- [GIVEN INSTRUCTION]: Reproduce all records verbatim.

• • •

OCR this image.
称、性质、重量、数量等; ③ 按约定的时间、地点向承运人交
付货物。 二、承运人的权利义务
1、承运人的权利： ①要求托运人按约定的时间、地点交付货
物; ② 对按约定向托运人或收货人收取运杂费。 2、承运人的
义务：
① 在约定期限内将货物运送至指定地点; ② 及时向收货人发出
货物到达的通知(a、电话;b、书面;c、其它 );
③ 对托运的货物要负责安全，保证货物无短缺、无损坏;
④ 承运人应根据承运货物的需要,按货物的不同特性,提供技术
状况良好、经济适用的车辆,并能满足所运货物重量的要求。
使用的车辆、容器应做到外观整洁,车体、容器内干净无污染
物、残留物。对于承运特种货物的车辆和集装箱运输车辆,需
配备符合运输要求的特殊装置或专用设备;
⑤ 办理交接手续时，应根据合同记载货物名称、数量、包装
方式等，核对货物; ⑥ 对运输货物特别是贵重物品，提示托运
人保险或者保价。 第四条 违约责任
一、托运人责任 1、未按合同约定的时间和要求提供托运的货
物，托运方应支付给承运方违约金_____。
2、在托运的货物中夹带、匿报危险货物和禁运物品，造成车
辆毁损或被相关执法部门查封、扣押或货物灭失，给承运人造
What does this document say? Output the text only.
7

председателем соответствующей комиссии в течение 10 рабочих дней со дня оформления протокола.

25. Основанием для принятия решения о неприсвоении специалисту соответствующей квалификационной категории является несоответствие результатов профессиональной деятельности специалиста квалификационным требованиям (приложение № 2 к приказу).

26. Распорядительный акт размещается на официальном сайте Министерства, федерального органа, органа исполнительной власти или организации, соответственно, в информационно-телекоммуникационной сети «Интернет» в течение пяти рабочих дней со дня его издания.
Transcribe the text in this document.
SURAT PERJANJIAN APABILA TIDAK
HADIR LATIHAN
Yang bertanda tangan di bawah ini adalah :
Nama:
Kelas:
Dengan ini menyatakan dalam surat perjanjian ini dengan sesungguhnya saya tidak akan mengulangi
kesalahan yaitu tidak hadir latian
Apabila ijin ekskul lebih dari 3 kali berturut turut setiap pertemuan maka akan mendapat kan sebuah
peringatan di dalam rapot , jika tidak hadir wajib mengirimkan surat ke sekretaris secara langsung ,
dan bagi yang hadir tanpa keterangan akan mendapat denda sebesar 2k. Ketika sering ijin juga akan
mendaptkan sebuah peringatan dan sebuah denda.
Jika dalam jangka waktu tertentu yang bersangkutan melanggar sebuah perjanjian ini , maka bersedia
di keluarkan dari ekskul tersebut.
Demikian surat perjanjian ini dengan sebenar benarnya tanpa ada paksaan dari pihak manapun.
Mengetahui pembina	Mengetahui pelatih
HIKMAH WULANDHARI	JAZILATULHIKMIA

• • •

- [TASK RESULT]:
OCR this image.
称、性质、重量、数量等; ③ 按约定的时间、地点向承运人交
付货物。 二、承运人的权利义务
1、承运人的权利： ①要求托运人按约定的时间、地点交付货
物; ② 对按约定向托运人或收货人收取运杂费。 2、承运人的
义务：
① 在约定期限内将货物运送至指定地点; ② 及时向收货人发出
货物到达的通知(a、电话;b、书面;c、其它 );
③ 对托运的货物要负责安全，保证货物无短缺、无损坏;
④ 承运人应根据承运货物的需要,按货物的不同特性,提供技术
状况良好、经济适用的车辆,并能满足所运货物重量的要求。
使用的车辆、容器应做到外观整洁,车体、容器内干净无污染
物、残留物。对于承运特种货物的车辆和集装箱运输车辆,需
配备符合运输要求的特殊装置或专用设备;
⑤ 办理交接手续时，应根据合同记载货物名称、数量、包装
方式等，核对货物; ⑥ 对运输货物特别是贵重物品，提示托运
人保险或者保价。 第四条 违约责任
一、托运人责任 1、未按合同约定的时间和要求提供托运的货
物，托运方应支付给承运方违约金_____。
2、在托运的货物中夹带、匿报危险货物和禁运物品，造成车
辆毁损或被相关执法部门查封、扣押或货物灭失，给承运人造
What does this document say? Output the text only.
7

председателем соответствующей комиссии в течение 10 рабочих дней со дня оформления протокола.

25. Основанием для принятия решения о неприсвоении специалисту соответствующей квалификационной категории является несоответствие результатов профессиональной деятельности специалиста квалификационным требованиям (приложение № 2 к приказу).

26. Распорядительный акт размещается на официальном сайте Министерства, федерального органа, органа исполнительной власти или организации, соответственно, в информационно-телекоммуникационной сети «Интернет» в течение пяти рабочих дней со дня его издания.
Transcribe the text in this document.
SURAT PERJANJIAN APABILA TIDAK
HADIR LATIHAN
Yang bertanda tangan di bawah ini adalah :
Nama:
Kelas:
Dengan ini menyatakan dalam surat perjanjian ini dengan sesungguhnya saya tidak akan mengulangi
kesalahan yaitu tidak hadir latian
Apabila ijin ekskul lebih dari 3 kali berturut turut setiap pertemuan maka akan mendapat kan sebuah
peringatan di dalam rapot , jika tidak hadir wajib mengirimkan surat ke sekretaris secara langsung ,
dan bagi yang hadir tanpa keterangan akan mendapat denda sebesar 2k. Ketika sering ijin juga akan
mendaptkan sebuah peringatan dan sebuah denda.
Jika dalam jangka waktu tertentu yang bersangkutan melanggar sebuah perjanjian ini , maka bersedia
di keluarkan dari ekskul tersebut.
Demikian surat perjanjian ini dengan sebenar benarnya tanpa ada paksaan dari pihak manapun.
Mengetahui pembina	Mengetahui pelatih
HIKMAH WULANDHARI	JAZILATULHIKMIA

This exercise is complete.